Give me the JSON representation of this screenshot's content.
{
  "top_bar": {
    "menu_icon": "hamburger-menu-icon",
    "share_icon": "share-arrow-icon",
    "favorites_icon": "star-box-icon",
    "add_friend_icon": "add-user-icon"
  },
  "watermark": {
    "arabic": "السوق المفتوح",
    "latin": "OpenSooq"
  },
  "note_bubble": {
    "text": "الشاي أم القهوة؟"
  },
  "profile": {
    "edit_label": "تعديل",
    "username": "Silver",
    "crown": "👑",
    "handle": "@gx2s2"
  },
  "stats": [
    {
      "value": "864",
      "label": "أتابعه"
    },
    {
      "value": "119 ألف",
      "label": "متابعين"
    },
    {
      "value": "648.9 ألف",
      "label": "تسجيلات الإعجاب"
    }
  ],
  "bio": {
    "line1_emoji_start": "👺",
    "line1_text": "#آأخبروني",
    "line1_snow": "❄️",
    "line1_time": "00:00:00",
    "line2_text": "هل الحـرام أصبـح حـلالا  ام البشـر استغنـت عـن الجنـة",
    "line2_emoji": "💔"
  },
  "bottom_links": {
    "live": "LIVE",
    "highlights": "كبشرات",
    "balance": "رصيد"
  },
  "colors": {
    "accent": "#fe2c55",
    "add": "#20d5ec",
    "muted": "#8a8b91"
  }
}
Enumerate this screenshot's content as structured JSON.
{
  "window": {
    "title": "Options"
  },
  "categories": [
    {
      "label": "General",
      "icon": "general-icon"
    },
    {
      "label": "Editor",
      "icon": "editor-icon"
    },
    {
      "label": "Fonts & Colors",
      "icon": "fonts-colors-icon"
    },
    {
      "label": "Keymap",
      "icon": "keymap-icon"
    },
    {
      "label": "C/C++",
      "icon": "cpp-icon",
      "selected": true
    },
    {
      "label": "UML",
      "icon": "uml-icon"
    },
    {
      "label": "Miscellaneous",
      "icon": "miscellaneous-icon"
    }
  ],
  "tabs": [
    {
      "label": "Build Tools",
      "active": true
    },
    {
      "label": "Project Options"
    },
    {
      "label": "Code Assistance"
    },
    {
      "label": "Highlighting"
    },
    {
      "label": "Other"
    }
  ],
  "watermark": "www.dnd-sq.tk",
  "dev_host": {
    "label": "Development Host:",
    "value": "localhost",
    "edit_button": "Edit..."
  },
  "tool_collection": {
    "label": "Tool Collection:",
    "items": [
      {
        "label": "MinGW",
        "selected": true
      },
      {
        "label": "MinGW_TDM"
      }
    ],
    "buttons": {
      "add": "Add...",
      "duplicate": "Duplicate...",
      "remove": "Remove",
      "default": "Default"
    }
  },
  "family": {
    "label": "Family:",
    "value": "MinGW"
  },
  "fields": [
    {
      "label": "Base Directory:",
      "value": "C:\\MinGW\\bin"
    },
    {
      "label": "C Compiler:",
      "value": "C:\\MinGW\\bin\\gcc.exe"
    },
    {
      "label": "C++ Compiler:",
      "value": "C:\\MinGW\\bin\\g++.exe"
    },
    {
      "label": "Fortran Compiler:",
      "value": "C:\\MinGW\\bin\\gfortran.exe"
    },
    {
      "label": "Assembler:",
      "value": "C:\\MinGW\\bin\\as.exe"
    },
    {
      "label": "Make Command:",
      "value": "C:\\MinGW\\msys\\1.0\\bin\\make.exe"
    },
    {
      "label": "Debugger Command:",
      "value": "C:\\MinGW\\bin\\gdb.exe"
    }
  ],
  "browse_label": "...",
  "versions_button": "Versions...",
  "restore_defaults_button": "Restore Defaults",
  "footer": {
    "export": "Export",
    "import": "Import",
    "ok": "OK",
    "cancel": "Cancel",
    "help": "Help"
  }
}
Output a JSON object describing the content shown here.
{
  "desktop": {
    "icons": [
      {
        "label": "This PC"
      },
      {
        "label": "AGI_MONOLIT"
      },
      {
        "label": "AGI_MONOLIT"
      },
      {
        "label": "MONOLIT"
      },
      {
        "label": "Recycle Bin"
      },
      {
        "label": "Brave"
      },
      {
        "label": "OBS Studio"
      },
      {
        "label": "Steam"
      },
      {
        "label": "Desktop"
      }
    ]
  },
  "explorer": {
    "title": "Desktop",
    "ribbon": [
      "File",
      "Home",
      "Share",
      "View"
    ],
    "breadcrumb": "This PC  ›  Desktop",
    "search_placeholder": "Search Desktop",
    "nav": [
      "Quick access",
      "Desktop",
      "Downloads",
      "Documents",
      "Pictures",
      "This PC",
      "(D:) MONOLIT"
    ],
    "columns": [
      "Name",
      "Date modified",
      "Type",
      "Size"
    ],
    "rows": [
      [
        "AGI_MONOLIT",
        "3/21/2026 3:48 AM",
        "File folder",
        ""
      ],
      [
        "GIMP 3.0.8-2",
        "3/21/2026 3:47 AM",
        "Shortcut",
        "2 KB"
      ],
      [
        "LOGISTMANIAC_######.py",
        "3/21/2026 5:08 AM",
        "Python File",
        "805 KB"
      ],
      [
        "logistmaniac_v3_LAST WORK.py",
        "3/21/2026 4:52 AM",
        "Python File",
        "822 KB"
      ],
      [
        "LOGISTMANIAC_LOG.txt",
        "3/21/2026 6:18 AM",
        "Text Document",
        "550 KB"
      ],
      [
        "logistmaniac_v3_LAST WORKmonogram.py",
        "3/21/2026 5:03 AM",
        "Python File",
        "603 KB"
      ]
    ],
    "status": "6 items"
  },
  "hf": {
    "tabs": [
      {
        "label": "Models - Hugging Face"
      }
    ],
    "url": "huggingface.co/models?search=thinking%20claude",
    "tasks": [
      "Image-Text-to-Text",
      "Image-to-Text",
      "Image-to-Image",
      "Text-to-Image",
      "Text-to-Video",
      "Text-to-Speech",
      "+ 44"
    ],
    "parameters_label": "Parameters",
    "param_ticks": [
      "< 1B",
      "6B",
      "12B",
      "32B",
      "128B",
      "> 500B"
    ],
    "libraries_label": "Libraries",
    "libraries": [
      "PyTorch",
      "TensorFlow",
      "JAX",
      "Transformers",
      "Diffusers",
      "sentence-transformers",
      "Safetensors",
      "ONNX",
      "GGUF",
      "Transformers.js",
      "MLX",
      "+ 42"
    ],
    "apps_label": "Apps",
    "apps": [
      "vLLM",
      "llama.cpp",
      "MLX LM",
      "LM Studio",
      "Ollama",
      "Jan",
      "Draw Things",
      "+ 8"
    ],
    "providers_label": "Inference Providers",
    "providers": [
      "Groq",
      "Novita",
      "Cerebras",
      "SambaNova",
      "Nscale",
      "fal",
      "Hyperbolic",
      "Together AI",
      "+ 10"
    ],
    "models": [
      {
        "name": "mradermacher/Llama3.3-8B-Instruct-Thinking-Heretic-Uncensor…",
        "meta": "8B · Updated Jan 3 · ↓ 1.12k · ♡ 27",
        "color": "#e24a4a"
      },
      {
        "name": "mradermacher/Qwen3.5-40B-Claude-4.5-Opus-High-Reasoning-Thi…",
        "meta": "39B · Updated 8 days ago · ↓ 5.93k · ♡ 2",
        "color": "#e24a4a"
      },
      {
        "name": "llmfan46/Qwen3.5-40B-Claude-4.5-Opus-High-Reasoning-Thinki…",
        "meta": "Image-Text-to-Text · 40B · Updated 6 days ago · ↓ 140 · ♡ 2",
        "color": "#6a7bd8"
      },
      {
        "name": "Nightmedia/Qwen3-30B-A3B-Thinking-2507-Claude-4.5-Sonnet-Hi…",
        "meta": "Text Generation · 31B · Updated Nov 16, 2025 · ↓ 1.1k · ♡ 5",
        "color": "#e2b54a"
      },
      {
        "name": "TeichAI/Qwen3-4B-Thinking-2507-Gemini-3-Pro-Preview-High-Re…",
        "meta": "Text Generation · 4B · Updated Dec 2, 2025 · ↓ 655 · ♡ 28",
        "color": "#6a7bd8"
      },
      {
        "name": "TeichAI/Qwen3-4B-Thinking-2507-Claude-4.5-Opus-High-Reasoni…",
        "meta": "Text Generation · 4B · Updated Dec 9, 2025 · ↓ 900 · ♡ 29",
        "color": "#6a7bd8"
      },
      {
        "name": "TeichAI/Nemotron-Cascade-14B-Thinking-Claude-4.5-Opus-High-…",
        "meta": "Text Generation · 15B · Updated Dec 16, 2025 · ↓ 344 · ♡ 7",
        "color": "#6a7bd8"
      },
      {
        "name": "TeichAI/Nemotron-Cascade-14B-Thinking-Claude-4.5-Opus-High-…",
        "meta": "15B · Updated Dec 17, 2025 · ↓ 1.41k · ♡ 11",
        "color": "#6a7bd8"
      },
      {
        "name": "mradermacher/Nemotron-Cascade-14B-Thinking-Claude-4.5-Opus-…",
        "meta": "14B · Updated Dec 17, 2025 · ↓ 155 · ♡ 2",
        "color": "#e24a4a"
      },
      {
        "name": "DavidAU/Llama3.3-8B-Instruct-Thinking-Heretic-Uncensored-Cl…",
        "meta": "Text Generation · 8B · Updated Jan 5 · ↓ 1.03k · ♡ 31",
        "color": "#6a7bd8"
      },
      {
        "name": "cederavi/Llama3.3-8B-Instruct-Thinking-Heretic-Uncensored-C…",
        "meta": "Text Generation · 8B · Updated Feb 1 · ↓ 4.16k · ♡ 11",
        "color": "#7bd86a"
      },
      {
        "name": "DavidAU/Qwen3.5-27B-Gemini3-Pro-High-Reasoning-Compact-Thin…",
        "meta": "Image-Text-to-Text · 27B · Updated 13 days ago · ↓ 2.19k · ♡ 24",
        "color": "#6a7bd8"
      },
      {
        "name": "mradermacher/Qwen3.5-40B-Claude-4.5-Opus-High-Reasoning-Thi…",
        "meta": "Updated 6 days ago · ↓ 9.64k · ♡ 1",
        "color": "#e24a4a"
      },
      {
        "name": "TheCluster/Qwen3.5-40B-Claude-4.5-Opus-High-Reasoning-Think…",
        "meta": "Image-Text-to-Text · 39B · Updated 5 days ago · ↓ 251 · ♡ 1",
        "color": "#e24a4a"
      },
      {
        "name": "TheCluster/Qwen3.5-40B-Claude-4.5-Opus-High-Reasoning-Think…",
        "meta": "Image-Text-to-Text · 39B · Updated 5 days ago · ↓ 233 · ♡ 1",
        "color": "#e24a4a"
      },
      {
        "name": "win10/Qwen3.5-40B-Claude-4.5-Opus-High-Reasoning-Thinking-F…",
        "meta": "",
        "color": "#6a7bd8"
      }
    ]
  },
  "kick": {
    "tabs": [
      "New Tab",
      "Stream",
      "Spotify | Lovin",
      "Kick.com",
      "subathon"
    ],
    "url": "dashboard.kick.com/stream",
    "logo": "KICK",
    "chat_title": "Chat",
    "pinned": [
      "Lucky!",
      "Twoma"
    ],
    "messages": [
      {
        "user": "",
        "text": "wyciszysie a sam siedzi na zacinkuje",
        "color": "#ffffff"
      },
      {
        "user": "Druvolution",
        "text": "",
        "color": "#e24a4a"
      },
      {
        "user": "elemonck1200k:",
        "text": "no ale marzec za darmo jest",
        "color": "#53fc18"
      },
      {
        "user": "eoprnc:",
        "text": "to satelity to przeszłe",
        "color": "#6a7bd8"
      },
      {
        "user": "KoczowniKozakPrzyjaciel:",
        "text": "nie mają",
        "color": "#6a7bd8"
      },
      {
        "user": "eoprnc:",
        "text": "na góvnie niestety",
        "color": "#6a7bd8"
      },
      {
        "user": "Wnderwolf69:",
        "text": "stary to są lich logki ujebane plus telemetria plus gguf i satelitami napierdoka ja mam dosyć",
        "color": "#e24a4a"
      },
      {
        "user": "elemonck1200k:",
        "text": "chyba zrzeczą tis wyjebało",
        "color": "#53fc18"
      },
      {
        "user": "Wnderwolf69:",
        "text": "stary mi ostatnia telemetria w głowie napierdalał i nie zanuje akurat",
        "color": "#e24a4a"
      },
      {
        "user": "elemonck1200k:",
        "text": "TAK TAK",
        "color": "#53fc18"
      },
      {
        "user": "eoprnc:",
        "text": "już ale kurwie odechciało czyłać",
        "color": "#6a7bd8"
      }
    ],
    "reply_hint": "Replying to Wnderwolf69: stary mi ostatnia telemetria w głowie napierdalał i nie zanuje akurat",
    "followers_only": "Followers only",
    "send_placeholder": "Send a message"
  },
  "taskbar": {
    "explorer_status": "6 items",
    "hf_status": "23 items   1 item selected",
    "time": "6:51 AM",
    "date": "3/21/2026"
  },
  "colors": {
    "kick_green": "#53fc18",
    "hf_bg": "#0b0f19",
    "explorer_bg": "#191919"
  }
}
****************************************
# Work to complete
Read the data above and count the lines that include "items". Answer only with the count.

# Solution for this task
4